> Stated task
Here are some records; copy every line that holds the word "this".

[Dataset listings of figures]
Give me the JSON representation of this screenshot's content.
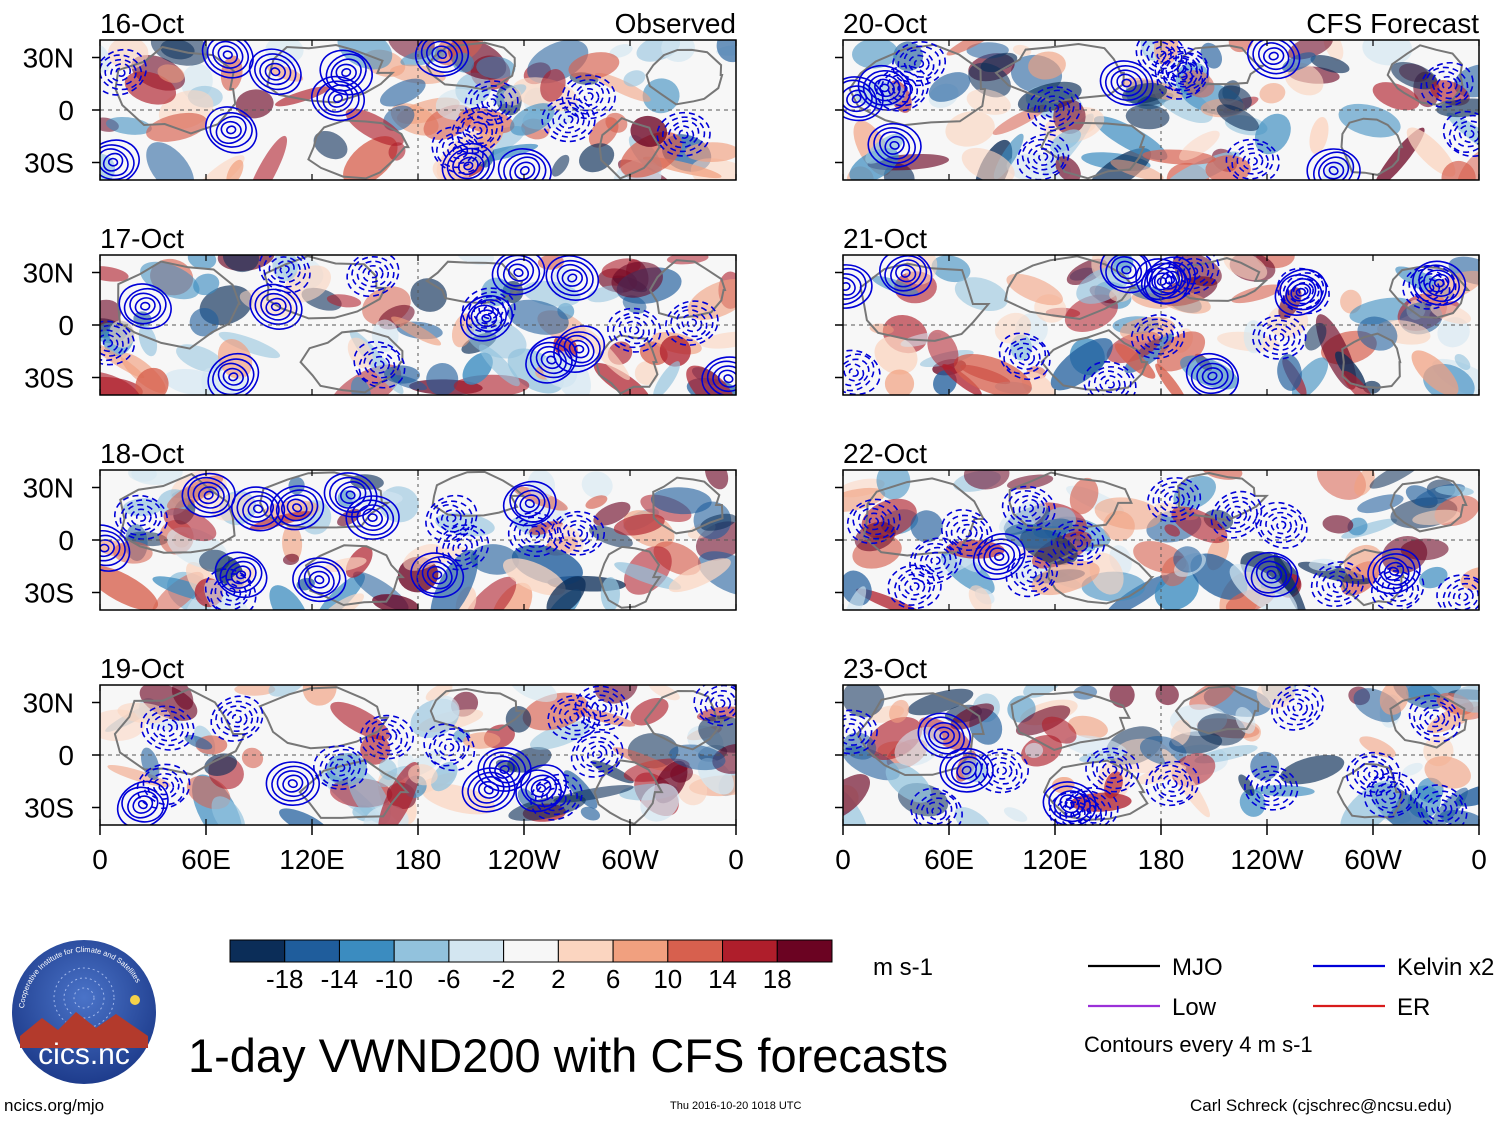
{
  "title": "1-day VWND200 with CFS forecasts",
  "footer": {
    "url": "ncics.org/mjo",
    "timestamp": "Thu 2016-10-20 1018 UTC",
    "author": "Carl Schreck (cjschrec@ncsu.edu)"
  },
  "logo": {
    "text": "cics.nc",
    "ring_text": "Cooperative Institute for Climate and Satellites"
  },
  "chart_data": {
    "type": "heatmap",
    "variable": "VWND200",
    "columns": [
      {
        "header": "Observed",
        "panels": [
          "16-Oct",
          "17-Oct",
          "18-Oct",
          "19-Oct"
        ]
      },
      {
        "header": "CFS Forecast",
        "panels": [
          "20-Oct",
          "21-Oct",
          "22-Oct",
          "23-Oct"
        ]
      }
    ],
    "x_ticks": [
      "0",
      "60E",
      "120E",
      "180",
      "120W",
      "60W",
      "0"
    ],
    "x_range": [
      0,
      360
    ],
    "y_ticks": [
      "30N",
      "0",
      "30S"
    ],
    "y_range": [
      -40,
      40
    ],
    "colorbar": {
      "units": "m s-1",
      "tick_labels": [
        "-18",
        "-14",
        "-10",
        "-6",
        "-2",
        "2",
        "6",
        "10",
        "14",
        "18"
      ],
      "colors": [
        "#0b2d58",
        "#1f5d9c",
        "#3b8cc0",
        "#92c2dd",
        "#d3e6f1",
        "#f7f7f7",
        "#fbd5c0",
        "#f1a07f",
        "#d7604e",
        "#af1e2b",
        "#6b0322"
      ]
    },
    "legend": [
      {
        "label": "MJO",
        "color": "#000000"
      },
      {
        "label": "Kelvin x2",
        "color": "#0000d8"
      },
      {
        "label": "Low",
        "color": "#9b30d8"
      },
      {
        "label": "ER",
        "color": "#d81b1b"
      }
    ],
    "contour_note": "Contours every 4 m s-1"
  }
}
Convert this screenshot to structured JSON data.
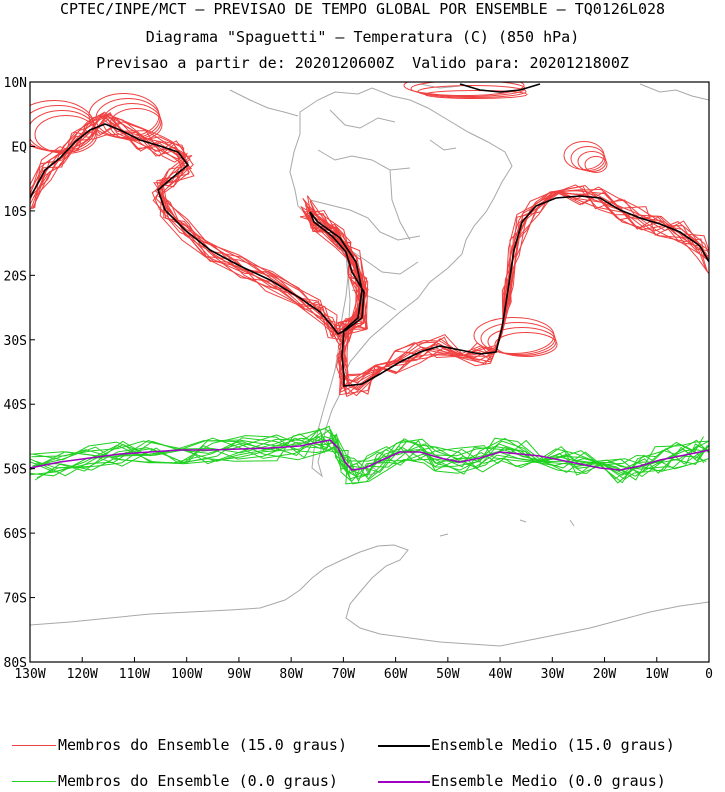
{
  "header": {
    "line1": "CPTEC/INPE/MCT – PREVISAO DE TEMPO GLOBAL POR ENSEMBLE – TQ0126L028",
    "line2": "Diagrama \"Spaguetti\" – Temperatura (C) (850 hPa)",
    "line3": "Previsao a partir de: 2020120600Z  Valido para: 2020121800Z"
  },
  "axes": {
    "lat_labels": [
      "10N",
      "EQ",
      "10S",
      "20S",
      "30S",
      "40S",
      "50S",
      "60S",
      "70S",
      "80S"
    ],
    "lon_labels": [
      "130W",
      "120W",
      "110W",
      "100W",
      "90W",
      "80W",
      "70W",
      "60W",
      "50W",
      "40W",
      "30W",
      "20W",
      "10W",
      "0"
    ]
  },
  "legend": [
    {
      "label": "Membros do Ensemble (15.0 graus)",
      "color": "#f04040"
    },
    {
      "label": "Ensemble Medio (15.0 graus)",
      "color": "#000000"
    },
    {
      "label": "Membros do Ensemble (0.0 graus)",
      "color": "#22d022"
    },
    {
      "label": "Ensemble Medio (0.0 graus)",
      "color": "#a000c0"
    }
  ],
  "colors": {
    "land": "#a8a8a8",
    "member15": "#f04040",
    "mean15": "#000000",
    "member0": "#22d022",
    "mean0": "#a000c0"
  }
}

* * *

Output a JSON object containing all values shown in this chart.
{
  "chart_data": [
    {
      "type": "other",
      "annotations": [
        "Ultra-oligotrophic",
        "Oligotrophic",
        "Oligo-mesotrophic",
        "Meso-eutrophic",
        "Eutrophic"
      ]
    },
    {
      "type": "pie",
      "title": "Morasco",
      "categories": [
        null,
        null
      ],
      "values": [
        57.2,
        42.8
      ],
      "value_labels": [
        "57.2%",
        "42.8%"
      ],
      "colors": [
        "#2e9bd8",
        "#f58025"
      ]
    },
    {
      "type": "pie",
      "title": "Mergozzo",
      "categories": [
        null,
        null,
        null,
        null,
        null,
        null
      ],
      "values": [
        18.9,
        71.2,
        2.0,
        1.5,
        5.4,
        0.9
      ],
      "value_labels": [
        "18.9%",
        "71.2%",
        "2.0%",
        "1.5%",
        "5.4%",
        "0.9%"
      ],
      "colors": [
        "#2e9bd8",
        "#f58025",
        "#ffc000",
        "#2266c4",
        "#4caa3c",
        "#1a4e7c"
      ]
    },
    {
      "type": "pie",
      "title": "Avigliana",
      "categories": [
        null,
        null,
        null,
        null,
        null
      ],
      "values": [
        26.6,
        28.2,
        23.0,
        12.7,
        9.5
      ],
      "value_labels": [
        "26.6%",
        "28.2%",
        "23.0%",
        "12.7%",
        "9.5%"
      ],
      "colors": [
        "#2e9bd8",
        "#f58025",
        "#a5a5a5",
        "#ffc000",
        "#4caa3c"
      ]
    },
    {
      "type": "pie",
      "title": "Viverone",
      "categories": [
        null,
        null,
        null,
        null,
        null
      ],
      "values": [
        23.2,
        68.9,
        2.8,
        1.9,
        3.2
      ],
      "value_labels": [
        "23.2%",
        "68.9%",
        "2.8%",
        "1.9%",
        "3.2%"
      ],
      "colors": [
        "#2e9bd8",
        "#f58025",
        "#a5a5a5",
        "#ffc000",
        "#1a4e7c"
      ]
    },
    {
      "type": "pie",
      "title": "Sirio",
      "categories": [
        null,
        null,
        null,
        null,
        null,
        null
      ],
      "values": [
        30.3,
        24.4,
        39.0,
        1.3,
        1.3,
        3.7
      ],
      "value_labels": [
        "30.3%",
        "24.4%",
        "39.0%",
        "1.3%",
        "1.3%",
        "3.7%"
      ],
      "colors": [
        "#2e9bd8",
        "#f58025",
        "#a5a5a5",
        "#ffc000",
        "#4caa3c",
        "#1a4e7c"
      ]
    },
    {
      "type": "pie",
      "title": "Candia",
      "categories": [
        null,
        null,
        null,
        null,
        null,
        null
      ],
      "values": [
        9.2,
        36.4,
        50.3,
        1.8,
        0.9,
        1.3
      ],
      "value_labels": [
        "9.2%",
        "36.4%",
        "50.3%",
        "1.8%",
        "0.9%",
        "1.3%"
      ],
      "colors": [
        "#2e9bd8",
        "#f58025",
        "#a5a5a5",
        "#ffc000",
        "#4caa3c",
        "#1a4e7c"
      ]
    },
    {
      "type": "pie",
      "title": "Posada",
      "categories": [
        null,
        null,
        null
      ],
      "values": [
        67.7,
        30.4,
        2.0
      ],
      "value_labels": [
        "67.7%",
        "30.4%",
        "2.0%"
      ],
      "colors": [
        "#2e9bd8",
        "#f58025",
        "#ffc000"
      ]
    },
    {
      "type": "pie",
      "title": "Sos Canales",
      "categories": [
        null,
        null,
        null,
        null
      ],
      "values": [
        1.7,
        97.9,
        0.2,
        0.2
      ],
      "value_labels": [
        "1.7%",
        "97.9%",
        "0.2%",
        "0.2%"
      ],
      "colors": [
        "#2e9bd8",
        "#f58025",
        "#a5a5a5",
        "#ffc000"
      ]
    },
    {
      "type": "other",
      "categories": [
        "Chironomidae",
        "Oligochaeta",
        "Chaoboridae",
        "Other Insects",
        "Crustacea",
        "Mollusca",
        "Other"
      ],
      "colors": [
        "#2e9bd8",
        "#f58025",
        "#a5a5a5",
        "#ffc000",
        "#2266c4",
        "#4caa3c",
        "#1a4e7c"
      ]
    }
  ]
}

--

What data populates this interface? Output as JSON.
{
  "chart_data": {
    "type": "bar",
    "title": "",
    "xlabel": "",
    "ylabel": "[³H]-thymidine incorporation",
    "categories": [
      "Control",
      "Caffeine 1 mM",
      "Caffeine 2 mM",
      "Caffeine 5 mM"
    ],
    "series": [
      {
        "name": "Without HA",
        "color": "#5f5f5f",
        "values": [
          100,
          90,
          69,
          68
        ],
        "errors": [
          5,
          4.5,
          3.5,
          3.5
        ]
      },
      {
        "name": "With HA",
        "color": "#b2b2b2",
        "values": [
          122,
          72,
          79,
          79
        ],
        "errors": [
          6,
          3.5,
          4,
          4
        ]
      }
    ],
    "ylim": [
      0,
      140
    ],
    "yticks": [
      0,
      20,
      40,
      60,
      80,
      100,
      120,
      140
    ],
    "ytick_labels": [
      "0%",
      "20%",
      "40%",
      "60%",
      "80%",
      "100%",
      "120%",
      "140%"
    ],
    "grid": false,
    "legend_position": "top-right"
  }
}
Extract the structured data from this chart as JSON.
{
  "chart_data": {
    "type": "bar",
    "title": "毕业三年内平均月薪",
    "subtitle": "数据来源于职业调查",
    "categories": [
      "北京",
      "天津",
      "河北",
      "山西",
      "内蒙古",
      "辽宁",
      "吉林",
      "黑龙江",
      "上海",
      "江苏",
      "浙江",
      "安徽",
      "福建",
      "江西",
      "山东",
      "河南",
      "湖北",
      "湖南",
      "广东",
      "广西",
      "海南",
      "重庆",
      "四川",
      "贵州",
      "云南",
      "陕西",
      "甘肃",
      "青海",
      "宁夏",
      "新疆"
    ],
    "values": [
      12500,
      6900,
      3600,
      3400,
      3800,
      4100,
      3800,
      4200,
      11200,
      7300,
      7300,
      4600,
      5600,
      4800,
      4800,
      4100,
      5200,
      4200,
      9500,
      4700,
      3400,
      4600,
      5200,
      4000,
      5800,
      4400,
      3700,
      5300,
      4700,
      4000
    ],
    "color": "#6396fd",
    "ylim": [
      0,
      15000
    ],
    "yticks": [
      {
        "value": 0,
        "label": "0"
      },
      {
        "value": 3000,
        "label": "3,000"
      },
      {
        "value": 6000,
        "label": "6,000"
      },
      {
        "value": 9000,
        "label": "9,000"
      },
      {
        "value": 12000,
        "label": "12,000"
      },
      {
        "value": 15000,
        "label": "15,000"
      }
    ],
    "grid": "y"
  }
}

> Full output
Give me the JSON representation of this screenshot's content.
Convert this screenshot to structured JSON data.
Output a JSON object containing all values shown in this chart.
What data populates this interface? Output as JSON.
Extract the structured data from this chart as JSON.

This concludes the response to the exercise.